Task instructions: Identify all lines of the data containing the string "name" and copy them.

Items from a figure collection
>> START

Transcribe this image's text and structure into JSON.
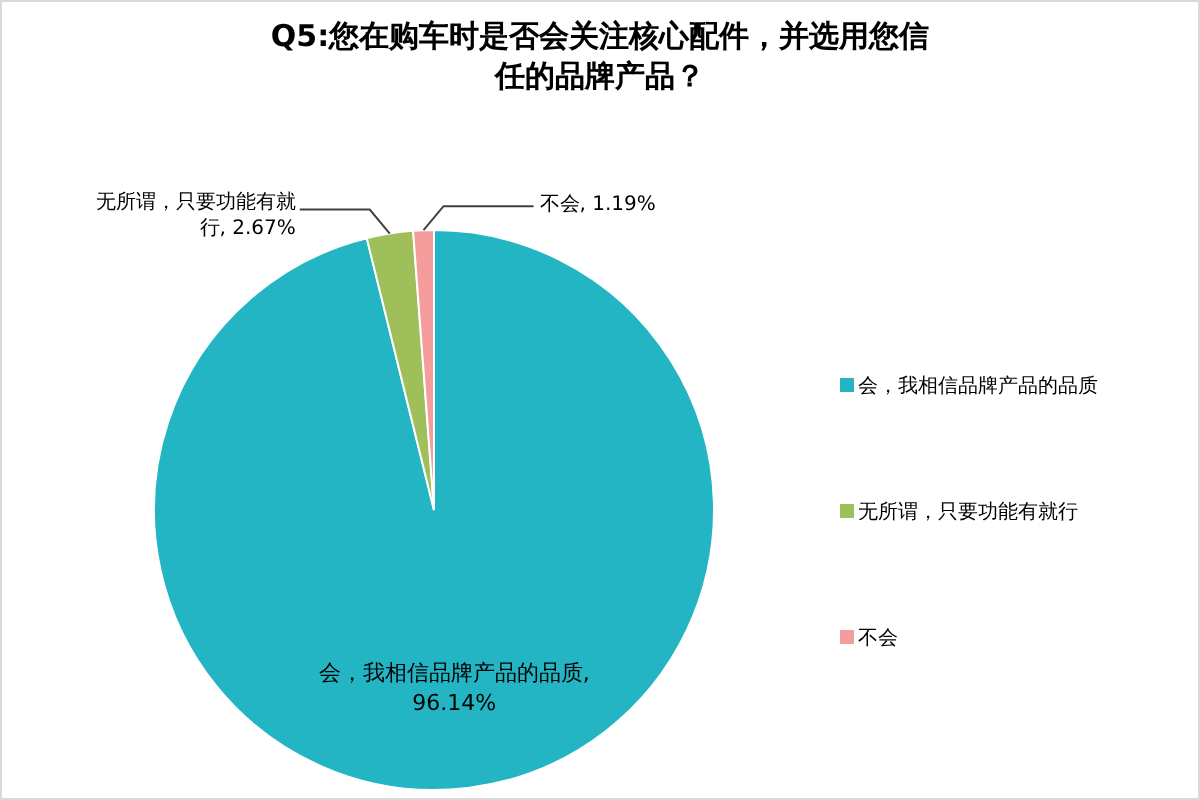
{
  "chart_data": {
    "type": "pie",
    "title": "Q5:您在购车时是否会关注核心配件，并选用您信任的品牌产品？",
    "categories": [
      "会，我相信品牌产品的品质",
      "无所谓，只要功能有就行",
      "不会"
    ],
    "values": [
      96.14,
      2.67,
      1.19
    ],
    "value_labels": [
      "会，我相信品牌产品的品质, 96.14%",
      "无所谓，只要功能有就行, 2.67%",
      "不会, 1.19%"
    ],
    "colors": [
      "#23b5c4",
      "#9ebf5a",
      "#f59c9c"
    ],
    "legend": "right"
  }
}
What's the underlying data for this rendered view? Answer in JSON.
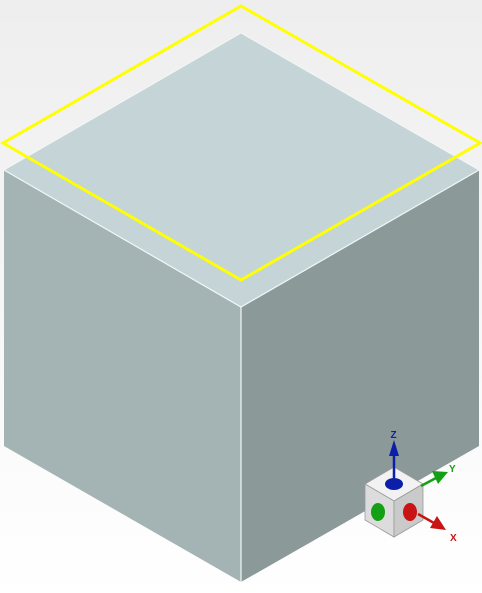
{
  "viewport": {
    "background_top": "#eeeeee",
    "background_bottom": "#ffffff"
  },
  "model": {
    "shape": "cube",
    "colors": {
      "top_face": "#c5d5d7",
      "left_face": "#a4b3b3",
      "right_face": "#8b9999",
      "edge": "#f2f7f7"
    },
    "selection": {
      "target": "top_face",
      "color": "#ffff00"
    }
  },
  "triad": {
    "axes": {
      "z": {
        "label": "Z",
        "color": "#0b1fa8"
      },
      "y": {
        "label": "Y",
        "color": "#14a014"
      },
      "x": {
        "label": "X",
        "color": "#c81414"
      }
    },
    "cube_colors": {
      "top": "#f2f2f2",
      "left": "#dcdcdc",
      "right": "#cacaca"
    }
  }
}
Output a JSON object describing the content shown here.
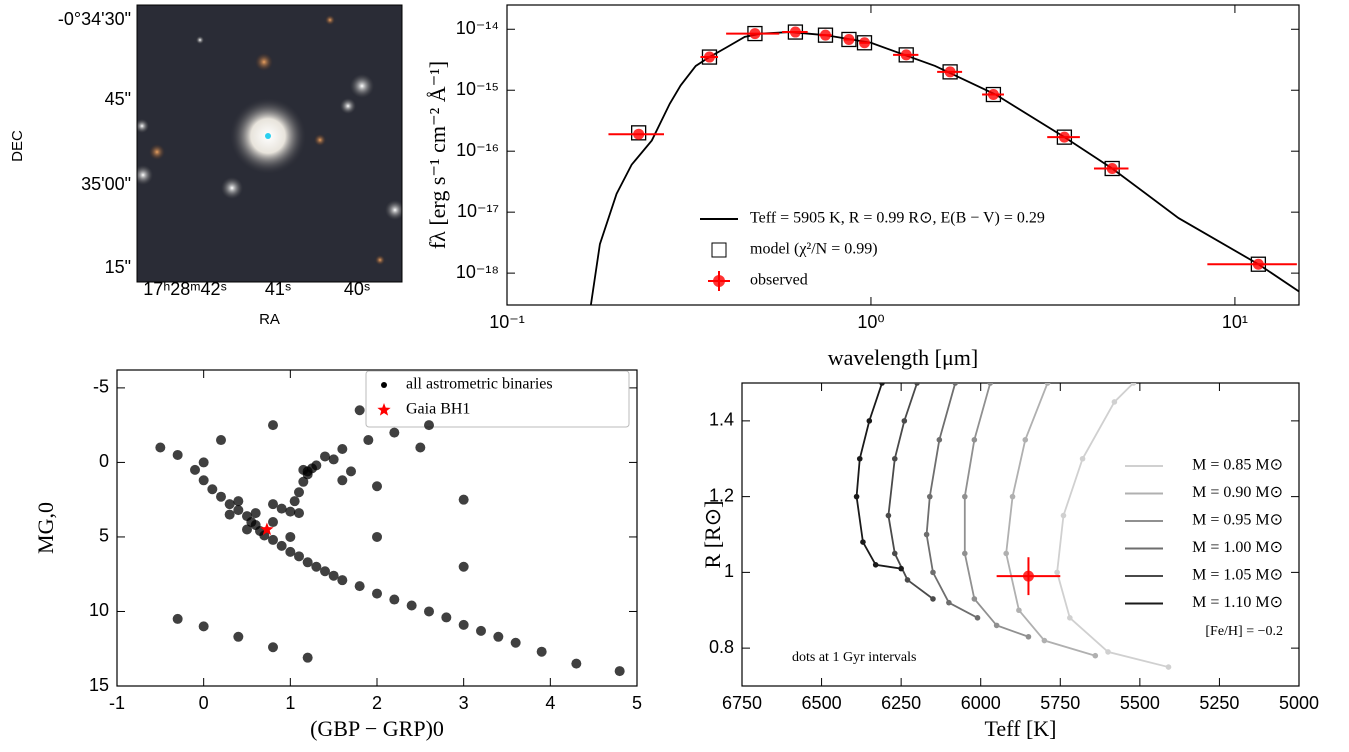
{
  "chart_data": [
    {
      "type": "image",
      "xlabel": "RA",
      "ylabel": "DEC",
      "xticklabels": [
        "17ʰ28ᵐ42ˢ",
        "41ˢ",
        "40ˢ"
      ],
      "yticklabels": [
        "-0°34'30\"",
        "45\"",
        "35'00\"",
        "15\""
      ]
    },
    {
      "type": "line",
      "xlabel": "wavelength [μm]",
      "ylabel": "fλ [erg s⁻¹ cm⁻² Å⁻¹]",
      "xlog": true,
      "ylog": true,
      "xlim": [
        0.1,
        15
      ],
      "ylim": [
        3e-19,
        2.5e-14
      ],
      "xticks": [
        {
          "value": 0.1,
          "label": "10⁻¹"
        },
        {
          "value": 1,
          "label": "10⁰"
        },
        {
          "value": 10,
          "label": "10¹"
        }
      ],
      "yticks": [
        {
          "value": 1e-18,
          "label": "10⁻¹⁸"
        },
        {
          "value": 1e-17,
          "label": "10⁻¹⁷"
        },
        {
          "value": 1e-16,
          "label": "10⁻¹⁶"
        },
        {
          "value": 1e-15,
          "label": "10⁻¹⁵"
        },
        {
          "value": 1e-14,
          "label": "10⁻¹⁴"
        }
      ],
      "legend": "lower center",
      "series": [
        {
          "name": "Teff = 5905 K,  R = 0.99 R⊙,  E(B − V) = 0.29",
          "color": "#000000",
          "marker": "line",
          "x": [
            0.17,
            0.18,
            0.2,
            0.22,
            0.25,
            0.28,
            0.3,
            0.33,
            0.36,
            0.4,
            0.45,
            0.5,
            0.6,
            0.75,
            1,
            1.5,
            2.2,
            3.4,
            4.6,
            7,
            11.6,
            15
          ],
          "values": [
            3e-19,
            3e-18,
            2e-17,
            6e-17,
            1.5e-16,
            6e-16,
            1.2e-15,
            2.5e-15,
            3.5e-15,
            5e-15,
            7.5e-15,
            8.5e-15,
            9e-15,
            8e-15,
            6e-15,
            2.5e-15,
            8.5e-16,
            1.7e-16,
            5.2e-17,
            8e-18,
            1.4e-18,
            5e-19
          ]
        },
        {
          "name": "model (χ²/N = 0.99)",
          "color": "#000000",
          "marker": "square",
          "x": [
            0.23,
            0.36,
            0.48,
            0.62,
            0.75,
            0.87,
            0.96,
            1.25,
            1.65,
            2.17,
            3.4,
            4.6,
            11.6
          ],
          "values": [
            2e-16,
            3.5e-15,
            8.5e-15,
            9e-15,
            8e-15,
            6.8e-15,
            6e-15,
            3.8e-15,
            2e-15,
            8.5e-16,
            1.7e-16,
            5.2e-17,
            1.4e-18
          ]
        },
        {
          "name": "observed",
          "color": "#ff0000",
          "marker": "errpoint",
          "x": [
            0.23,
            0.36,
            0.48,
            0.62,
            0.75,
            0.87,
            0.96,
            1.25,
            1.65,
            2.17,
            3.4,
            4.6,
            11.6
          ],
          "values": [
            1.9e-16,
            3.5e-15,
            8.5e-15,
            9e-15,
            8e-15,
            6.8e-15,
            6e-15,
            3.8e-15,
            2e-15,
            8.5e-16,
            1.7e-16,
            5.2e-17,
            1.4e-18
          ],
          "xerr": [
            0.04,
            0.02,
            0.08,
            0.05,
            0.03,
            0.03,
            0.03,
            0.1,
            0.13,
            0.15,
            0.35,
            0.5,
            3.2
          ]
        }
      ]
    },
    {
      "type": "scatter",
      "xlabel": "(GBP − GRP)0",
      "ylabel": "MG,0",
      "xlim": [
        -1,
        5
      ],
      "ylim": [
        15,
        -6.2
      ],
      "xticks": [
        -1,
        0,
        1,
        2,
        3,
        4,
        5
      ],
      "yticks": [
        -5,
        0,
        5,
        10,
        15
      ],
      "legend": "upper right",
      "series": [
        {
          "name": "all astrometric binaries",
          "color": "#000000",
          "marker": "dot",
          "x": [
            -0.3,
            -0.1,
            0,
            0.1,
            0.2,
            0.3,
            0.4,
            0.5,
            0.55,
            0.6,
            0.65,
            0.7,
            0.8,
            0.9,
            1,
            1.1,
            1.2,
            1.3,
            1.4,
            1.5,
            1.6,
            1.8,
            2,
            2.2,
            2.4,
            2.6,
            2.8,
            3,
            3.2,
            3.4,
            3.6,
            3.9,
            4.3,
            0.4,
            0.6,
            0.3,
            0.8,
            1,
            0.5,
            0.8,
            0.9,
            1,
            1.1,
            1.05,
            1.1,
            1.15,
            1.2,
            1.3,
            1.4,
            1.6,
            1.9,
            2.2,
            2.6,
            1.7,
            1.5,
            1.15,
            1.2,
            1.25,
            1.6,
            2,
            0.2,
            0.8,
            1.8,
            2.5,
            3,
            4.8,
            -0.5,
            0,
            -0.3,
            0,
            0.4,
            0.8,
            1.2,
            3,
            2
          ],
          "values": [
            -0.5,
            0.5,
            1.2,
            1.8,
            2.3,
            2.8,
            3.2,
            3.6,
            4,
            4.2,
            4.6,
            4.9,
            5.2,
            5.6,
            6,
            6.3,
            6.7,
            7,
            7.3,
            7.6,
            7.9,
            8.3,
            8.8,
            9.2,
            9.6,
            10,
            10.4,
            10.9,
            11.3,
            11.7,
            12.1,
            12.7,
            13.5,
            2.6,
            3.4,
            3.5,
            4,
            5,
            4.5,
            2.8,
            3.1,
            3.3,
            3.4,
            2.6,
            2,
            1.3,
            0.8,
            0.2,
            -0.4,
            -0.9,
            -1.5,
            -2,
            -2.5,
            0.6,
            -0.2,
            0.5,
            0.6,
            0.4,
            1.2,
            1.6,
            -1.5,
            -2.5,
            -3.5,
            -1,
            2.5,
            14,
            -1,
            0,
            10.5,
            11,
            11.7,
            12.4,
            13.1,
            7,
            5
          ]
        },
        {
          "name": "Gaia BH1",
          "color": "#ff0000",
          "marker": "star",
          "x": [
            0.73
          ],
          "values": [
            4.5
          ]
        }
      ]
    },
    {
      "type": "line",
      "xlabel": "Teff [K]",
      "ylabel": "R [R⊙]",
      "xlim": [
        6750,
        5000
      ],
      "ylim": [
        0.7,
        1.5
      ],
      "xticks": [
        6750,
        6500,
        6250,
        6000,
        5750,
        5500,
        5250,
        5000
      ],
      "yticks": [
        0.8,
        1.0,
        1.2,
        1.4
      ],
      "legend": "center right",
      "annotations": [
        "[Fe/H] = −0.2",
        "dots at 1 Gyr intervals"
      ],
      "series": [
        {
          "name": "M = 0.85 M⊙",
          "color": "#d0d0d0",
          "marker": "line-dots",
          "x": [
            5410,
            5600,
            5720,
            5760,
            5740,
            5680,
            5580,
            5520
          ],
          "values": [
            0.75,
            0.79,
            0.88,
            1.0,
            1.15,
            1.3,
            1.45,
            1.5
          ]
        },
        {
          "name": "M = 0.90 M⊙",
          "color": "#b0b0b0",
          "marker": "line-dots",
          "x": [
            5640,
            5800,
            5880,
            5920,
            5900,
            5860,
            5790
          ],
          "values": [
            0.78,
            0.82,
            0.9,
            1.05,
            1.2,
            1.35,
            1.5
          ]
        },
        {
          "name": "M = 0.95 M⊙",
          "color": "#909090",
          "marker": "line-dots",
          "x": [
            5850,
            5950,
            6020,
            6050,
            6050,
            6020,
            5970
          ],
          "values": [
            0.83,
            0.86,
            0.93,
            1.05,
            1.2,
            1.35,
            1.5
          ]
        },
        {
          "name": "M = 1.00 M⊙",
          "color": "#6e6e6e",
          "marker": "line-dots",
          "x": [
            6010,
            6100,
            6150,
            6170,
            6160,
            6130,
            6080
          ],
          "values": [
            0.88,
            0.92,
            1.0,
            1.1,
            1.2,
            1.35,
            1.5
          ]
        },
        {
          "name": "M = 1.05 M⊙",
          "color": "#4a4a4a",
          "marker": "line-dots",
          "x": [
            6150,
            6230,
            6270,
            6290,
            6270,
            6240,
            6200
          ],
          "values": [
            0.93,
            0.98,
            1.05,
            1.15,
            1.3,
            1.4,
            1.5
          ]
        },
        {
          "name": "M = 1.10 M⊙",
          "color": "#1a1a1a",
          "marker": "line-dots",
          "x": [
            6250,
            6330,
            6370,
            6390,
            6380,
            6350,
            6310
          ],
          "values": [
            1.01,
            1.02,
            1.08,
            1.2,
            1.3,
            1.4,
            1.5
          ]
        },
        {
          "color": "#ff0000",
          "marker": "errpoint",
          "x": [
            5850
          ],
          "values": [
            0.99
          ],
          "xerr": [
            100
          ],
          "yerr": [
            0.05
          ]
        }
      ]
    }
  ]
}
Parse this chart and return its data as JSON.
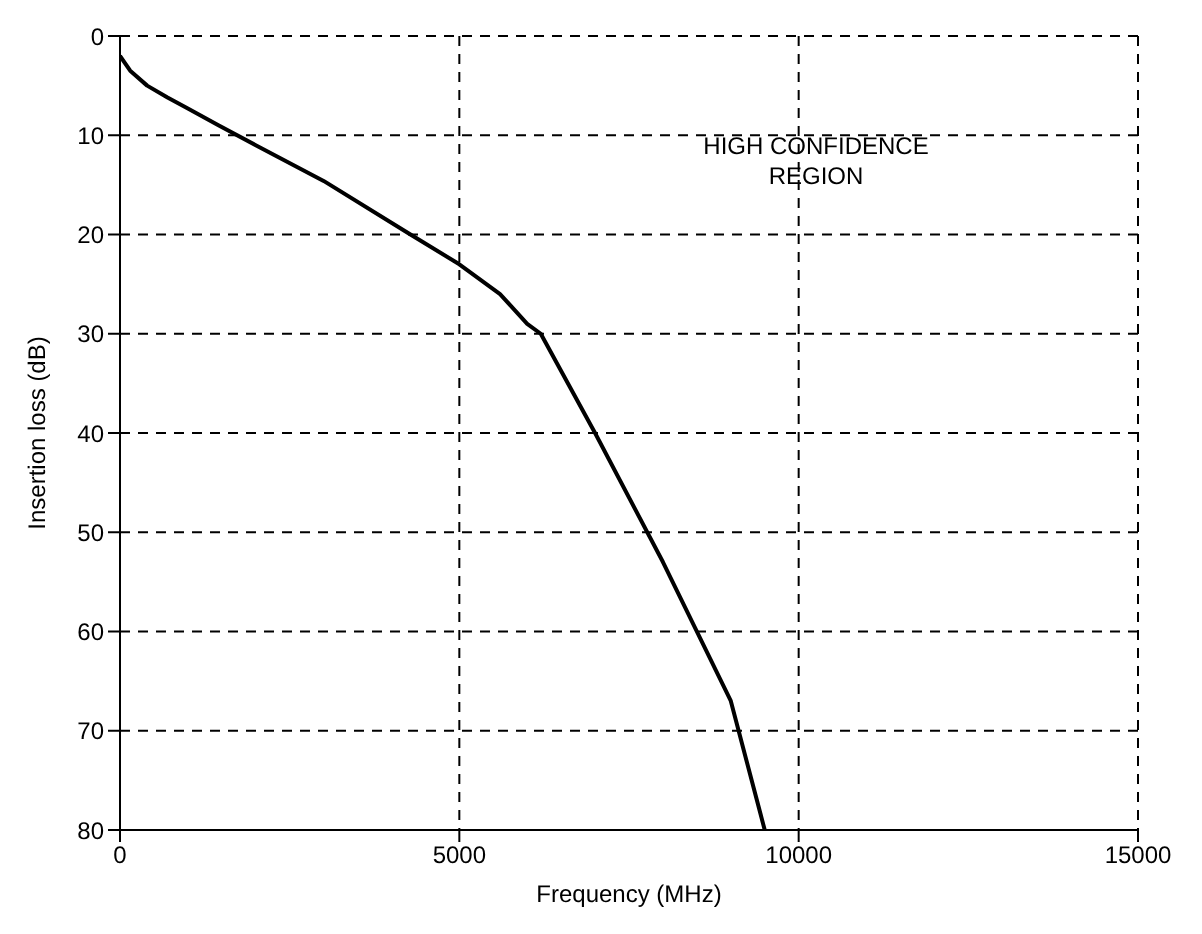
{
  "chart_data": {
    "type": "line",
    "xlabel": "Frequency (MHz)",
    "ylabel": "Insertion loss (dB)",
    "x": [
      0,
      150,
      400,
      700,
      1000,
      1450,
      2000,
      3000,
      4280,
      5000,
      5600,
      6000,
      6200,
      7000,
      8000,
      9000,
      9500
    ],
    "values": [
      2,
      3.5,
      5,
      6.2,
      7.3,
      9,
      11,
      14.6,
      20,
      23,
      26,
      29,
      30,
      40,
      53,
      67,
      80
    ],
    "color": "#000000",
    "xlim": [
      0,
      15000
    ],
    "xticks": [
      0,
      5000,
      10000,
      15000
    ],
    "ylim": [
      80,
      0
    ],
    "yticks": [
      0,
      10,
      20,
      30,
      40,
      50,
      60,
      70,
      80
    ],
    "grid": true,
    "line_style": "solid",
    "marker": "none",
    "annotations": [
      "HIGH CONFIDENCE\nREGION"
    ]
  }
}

>> END

Exercise answer:
          "name": "Teff = 5905 K,  R = 0.99 R⊙,  E(B − V) = 0.29",
          "name": "model (χ²/N = 0.99)",
          "name": "observed",
          "name": "all astrometric binaries",
          "name": "Gaia BH1",
          "name": "M = 0.85 M⊙",
          "name": "M = 0.90 M⊙",
          "name": "M = 0.95 M⊙",
          "name": "M = 1.00 M⊙",
          "name": "M = 1.05 M⊙",
          "name": "M = 1.10 M⊙",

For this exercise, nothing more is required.